**Ejercicio propuesto 1**
Copia sin cambios el tramo de las filas que comienza en la línea que contiene "y-tick-label: 100 bbox=[72, 52, 120, 81]" y llega hasta el final de las filas, con ambos extremos incluidos.

**Texto citado**
-=-=-
Durante todo un año el destino de Buenos Aires estuvo realmente en sus pequeñas y refinadas manos. Generó tanta inestabilidad política que hizo renunciar a dos gobernadores. Finalmente, la Sala de Representantes llamó a su esposo para ofrecerle nuevamente el mando.
Rosas enviudó en octubre de 1838. Para esa fecha el cordobés José María Paz llevaba recién tres años de casado. Preso tras caer en manos federales, contrajo matrimonio con Margarita Weild. La muchacha era su sobrina. Al momento de celebrarse el enlace ella tenía 20 años, mientras que él tenía 44. El obispo de Buenos Aires les otorgó una dispensa por parentesco y el 31 de marzo de 1835 se casaron en una celda. Allí convivieron a partir de entonces.
Hija de Rosario Paz y del cirujano escocés Agustín Weild, la raíz criolla parecía oculta en Margarita. De ojos azules, impactantemente blanca y de cabellos claros, parecía haber escapado de alguna obra renacentista.
Finalmente, hacia 1847 Paz fue liberado y emigró con su familia a Brasil. Estableció allí una pequeña granja donde vendía huevos, gallinas, leche de vaca y diversos productos comestibles, como manteca. Siempre organizado, llevaba la administración en cuadernos que aún se conservan.
-=-=-
**Ejercicio propuesto 2**
Indica si cada afirmación concuerda con el texto sobre José María Paz y Margarita Weild. Responde sí o no y cita literalmente las palabras del texto que lo deciden.
(a) Paz y Margarita Weild se casaron en una celda.
(b) Al casarse, Margarita tenía 44 años.
(c) En Brasil, Paz llevaba la administración de su granja en cuadernos.
-=-=-
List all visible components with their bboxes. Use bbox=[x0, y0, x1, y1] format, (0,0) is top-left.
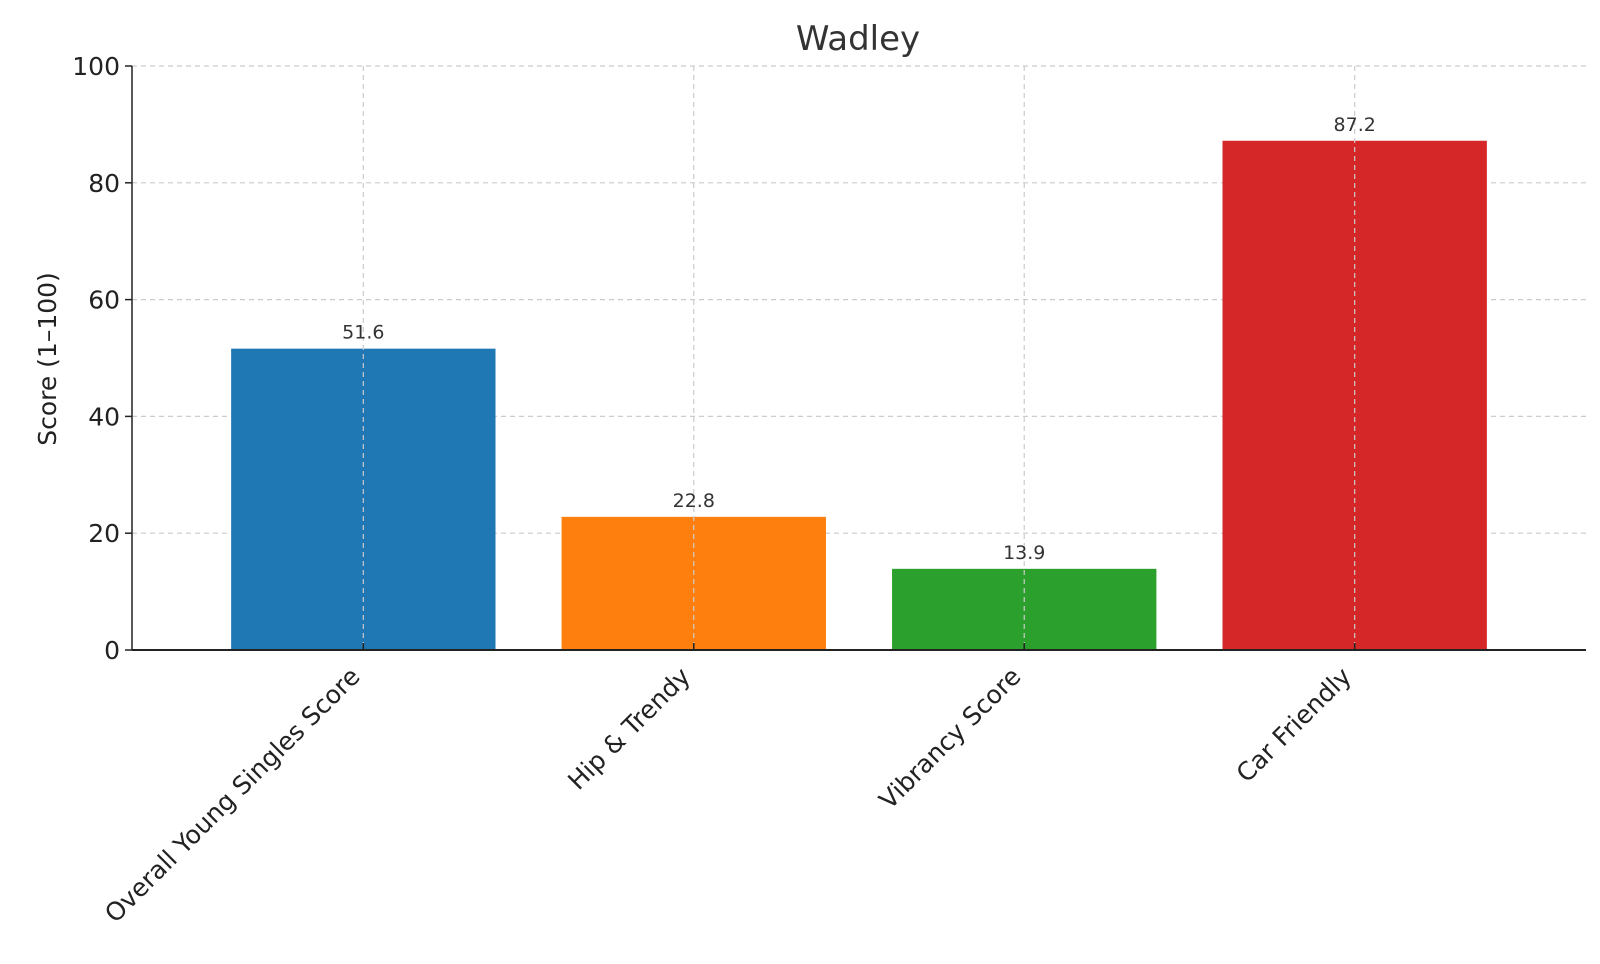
y-tick-label: 100 bbox=[72, 52, 120, 81]
y-tick-label: 20 bbox=[88, 519, 120, 548]
y-tick-label: 40 bbox=[88, 402, 120, 431]
y-tick-label: 60 bbox=[88, 286, 120, 315]
y-tick-label: 80 bbox=[88, 169, 120, 198]
vertical-grid-lines bbox=[362, 66, 1356, 650]
x-tick-label: Vibrancy Score bbox=[874, 662, 1027, 815]
axes bbox=[125, 65, 1586, 651]
data-label: 87.2 bbox=[1334, 114, 1376, 136]
chart-title: Wadley bbox=[796, 19, 920, 59]
data-label: 13.9 bbox=[1003, 542, 1045, 564]
y-axis-label: Score (1–100) bbox=[33, 272, 62, 446]
x-tick-label: Overall Young Singles Score bbox=[99, 662, 366, 929]
x-tick-label: Car Friendly bbox=[1231, 662, 1357, 788]
bars bbox=[231, 140, 1487, 650]
x-tick-label: Hip & Trendy bbox=[562, 662, 696, 796]
y-tick-label: 0 bbox=[104, 636, 120, 665]
data-label: 22.8 bbox=[673, 490, 715, 512]
data-label: 51.6 bbox=[342, 322, 384, 344]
-=-=-
**Respuesta correcta 1**
y-tick-label: 100 bbox=[72, 52, 120, 81]
y-tick-label: 20 bbox=[88, 519, 120, 548]
y-tick-label: 40 bbox=[88, 402, 120, 431]
y-tick-label: 60 bbox=[88, 286, 120, 315]
y-tick-label: 80 bbox=[88, 169, 120, 198]
vertical-grid-lines bbox=[362, 66, 1356, 650]
x-tick-label: Vibrancy Score bbox=[874, 662, 1027, 815]
axes bbox=[125, 65, 1586, 651]
data-label: 87.2 bbox=[1334, 114, 1376, 136]
chart-title: Wadley bbox=[796, 19, 920, 59]
data-label: 13.9 bbox=[1003, 542, 1045, 564]
y-axis-label: Score (1–100) bbox=[33, 272, 62, 446]
x-tick-label: Overall Young Singles Score bbox=[99, 662, 366, 929]
x-tick-label: Car Friendly bbox=[1231, 662, 1357, 788]
bars bbox=[231, 140, 1487, 650]
x-tick-label: Hip & Trendy bbox=[562, 662, 696, 796]
y-tick-label: 0 bbox=[104, 636, 120, 665]
data-label: 22.8 bbox=[673, 490, 715, 512]
data-label: 51.6 bbox=[342, 322, 384, 344]

**Respuesta correcta 2**
(a) Sí: "el 31 de marzo de 1835 se casaron en una celda"
(b) No: "ella tenía 20 años, mientras que él tenía 44"
(c) Sí: "llevaba la administración en cuadernos que aún se conservan"